### Exercise directions
Tally up how many lines in the listing below contain the string "Adan", and give only the total.

+ + + + + + +

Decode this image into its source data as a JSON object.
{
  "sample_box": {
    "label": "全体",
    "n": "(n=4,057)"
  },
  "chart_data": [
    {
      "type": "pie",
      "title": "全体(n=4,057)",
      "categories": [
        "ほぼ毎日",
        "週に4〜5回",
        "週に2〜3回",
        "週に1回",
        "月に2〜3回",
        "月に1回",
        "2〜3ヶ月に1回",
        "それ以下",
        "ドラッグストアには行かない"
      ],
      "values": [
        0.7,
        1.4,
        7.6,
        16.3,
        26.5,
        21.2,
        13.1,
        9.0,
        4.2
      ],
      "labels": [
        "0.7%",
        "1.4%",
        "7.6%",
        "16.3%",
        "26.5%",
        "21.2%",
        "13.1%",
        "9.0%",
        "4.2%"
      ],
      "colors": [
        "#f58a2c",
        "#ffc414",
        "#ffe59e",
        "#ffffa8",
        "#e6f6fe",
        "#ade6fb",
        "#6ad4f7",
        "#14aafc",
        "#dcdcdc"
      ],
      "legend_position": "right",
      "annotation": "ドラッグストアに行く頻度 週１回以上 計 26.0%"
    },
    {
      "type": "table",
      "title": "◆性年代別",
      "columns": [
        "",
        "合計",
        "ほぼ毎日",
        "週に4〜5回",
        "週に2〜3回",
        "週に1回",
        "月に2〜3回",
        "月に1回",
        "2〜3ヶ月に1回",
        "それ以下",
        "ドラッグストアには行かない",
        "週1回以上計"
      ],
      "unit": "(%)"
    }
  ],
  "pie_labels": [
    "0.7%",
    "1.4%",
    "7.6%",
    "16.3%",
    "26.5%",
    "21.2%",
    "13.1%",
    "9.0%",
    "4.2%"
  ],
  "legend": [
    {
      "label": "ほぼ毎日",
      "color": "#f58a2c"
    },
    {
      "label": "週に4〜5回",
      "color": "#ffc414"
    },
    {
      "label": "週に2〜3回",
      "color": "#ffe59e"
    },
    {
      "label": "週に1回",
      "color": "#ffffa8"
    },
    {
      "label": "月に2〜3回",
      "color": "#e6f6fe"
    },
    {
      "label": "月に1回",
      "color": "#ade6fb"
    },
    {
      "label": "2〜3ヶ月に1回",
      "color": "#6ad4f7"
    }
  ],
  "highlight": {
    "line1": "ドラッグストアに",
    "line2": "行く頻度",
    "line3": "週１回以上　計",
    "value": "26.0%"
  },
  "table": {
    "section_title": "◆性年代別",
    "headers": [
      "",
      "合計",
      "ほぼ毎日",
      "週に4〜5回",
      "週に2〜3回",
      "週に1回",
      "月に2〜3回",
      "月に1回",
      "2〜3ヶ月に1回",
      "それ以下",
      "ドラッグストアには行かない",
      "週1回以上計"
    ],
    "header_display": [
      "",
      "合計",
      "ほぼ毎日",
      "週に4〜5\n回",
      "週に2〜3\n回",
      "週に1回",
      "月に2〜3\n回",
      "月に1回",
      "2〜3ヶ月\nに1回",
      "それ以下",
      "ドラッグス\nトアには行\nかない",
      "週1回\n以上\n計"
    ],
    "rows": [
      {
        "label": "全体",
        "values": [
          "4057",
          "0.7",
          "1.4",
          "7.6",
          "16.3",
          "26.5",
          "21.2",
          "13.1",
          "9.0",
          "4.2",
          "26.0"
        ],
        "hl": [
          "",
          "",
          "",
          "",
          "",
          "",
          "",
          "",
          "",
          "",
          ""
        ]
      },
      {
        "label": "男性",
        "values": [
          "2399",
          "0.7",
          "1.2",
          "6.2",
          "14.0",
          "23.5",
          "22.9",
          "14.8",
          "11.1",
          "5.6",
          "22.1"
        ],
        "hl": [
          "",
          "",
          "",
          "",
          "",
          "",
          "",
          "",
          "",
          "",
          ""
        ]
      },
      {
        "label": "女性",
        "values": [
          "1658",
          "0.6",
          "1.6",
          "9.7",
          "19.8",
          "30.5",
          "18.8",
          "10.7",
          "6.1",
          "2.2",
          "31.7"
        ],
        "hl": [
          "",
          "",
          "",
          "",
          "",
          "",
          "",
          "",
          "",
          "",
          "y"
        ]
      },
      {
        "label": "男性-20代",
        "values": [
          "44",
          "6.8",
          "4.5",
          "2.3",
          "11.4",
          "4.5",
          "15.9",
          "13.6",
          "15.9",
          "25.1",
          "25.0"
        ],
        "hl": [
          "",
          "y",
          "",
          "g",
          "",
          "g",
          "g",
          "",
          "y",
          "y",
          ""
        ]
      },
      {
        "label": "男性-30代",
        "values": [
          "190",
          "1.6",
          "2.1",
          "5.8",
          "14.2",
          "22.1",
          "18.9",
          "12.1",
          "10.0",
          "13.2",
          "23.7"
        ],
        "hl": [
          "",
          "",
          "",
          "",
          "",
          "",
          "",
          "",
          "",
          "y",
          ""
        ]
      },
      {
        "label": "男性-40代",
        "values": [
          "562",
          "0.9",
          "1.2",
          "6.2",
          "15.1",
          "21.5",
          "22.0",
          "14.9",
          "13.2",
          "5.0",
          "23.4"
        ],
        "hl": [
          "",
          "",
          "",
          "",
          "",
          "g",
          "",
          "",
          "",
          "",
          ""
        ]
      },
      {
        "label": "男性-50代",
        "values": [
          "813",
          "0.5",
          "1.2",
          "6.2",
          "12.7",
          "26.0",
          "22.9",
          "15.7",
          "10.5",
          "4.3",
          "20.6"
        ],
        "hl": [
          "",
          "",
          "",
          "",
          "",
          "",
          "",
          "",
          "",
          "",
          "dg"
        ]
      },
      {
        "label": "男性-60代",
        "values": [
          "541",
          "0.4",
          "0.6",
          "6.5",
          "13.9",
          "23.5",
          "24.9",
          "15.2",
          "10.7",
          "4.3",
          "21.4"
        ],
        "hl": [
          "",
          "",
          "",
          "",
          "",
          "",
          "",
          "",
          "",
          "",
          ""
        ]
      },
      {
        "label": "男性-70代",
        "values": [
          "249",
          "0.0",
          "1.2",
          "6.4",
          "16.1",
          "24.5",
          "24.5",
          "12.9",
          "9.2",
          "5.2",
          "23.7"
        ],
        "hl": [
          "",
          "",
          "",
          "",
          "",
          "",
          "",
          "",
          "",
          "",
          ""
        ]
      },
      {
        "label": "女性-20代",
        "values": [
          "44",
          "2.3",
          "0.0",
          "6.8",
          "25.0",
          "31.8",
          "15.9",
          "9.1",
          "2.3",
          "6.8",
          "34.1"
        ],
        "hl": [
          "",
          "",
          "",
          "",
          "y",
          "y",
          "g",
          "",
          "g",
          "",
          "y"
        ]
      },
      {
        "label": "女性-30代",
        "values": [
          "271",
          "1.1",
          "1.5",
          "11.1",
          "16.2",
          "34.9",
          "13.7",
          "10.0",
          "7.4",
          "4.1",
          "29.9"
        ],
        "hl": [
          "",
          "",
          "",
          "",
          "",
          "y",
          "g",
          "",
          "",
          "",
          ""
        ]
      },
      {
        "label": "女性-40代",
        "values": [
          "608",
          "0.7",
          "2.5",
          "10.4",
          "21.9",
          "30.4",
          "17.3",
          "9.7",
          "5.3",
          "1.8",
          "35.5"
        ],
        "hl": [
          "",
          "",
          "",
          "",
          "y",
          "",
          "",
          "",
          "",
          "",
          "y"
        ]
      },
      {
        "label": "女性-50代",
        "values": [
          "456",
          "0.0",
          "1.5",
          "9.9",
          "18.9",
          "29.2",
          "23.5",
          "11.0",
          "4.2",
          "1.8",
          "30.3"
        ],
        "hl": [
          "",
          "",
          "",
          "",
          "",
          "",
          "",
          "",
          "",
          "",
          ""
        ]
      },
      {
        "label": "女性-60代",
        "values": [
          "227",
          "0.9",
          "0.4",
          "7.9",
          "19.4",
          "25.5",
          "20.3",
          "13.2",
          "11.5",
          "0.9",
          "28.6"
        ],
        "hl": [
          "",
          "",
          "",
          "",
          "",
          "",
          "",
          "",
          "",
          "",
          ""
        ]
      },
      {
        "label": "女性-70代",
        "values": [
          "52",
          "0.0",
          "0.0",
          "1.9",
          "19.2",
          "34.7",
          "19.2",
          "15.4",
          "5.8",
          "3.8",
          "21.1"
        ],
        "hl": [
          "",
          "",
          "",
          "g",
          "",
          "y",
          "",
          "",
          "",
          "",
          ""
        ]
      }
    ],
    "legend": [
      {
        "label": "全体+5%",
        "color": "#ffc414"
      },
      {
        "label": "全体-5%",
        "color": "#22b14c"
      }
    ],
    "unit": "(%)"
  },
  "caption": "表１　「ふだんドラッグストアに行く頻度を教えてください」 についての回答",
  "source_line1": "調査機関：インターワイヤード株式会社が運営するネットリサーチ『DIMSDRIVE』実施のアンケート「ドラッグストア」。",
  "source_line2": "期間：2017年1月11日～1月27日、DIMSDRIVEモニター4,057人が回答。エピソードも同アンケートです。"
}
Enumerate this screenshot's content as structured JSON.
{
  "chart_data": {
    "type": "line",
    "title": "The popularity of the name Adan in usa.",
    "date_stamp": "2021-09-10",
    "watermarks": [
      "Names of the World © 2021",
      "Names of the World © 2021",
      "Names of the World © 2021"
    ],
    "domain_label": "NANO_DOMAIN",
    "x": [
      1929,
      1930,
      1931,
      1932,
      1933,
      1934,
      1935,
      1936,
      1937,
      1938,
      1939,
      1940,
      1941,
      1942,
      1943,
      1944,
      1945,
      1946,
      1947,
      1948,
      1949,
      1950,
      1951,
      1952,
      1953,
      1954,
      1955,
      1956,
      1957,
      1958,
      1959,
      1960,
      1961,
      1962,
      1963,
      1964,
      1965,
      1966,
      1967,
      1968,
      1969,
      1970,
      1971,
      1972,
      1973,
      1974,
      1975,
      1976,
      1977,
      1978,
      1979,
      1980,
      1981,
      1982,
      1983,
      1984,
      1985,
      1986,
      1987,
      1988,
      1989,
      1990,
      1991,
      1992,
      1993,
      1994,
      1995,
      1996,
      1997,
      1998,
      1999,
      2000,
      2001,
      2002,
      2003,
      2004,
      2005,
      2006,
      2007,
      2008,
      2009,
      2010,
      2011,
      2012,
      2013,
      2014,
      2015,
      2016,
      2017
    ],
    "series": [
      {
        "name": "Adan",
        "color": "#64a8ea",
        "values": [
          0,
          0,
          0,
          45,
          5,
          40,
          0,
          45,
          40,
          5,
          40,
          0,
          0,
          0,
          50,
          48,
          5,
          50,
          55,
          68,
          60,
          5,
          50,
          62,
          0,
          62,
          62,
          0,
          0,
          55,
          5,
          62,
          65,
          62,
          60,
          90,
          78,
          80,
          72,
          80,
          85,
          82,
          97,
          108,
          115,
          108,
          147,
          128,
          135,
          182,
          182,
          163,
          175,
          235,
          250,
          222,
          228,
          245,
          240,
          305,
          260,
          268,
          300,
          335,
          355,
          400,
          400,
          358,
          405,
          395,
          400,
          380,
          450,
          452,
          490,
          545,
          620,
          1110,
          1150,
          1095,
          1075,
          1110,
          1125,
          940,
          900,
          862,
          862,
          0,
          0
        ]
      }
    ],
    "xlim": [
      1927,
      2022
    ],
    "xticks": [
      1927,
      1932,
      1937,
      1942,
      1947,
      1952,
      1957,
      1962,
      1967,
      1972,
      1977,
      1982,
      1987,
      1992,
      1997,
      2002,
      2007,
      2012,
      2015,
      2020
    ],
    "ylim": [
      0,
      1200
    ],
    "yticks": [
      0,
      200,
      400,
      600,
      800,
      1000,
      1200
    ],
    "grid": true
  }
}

+ + + + + + +

### Exercise solution
2